(Dataset items)
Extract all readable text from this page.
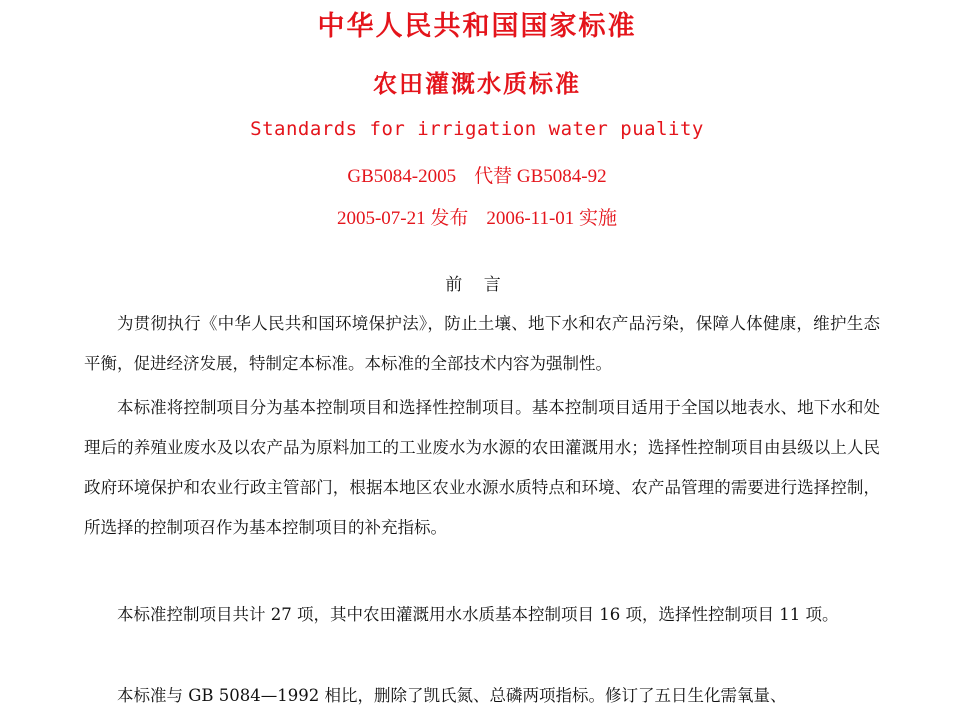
中华人民共和国国家标准
农田灌溉水质标准
Standards for irrigation water puality
GB5084-2005 代替 GB5084-92
2005-07-21 发布 2006-11-01 实施
前 言

为贯彻执行《中华人民共和国环境保护法》，防止土壤、地下水和农产品污染，保障人体健康，维护生态平衡，促进经济发展，特制定本标准。本标准的全部技术内容为强制性。

本标准将控制项目分为基本控制项目和选择性控制项目。基本控制项目适用于全国以地表水、地下水和处理后的养殖业废水及以农产品为原料加工的工业废水为水源的农田灌溉用水；选择性控制项目由县级以上人民政府环境保护和农业行政主管部门，根据本地区农业水源水质特点和环境、农产品管理的需要进行选择控制，所选择的控制项召作为基本控制项目的补充指标。

本标准控制项目共计 27 项，其中农田灌溉用水水质基本控制项目 16 项，选择性控制项目 11 项。

本标准与 GB 5084—1992 相比，删除了凯氏氮、总磷两项指标。修订了五日生化需氧量、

▶ [TASK]
Pictures are to be left out; all else in the entries above is to be quoted exactly.

▶ [RESPONSE TO THIS TASK]
Extract all readable text from this page.
中华人民共和国国家标准
农田灌溉水质标准
Standards for irrigation water puality
GB5084-2005 代替 GB5084-92
2005-07-21 发布 2006-11-01 实施
前 言

为贯彻执行《中华人民共和国环境保护法》，防止土壤、地下水和农产品污染，保障人体健康，维护生态平衡，促进经济发展，特制定本标准。本标准的全部技术内容为强制性。

本标准将控制项目分为基本控制项目和选择性控制项目。基本控制项目适用于全国以地表水、地下水和处理后的养殖业废水及以农产品为原料加工的工业废水为水源的农田灌溉用水；选择性控制项目由县级以上人民政府环境保护和农业行政主管部门，根据本地区农业水源水质特点和环境、农产品管理的需要进行选择控制，所选择的控制项召作为基本控制项目的补充指标。

本标准控制项目共计 27 项，其中农田灌溉用水水质基本控制项目 16 项，选择性控制项目 11 项。

本标准与 GB 5084—1992 相比，删除了凯氏氮、总磷两项指标。修订了五日生化需氧量、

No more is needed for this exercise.